§ **What to work on**: Type the records out again in full, exactly.

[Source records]
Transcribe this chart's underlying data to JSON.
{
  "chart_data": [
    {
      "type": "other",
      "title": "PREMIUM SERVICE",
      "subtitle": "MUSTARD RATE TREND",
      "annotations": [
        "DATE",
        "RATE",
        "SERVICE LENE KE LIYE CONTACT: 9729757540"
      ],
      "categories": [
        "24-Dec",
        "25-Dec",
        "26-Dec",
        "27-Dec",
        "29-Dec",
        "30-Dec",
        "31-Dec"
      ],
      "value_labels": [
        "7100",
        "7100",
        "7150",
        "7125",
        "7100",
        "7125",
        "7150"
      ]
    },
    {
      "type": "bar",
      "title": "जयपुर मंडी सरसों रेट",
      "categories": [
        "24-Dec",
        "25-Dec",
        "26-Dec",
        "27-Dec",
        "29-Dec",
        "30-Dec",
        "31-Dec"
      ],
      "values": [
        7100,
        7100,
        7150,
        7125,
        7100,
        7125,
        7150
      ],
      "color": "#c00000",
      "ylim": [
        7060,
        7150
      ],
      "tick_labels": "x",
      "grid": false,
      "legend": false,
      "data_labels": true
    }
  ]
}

§ **Complete answer**:
Transcribe this chart's underlying data to JSON.
{
  "chart_data": [
    {
      "type": "other",
      "title": "PREMIUM SERVICE",
      "subtitle": "MUSTARD RATE TREND",
      "annotations": [
        "DATE",
        "RATE",
        "SERVICE LENE KE LIYE CONTACT: 9729757540"
      ],
      "categories": [
        "24-Dec",
        "25-Dec",
        "26-Dec",
        "27-Dec",
        "29-Dec",
        "30-Dec",
        "31-Dec"
      ],
      "value_labels": [
        "7100",
        "7100",
        "7150",
        "7125",
        "7100",
        "7125",
        "7150"
      ]
    },
    {
      "type": "bar",
      "title": "जयपुर मंडी सरसों रेट",
      "categories": [
        "24-Dec",
        "25-Dec",
        "26-Dec",
        "27-Dec",
        "29-Dec",
        "30-Dec",
        "31-Dec"
      ],
      "values": [
        7100,
        7100,
        7150,
        7125,
        7100,
        7125,
        7150
      ],
      "color": "#c00000",
      "ylim": [
        7060,
        7150
      ],
      "tick_labels": "x",
      "grid": false,
      "legend": false,
      "data_labels": true
    }
  ]
}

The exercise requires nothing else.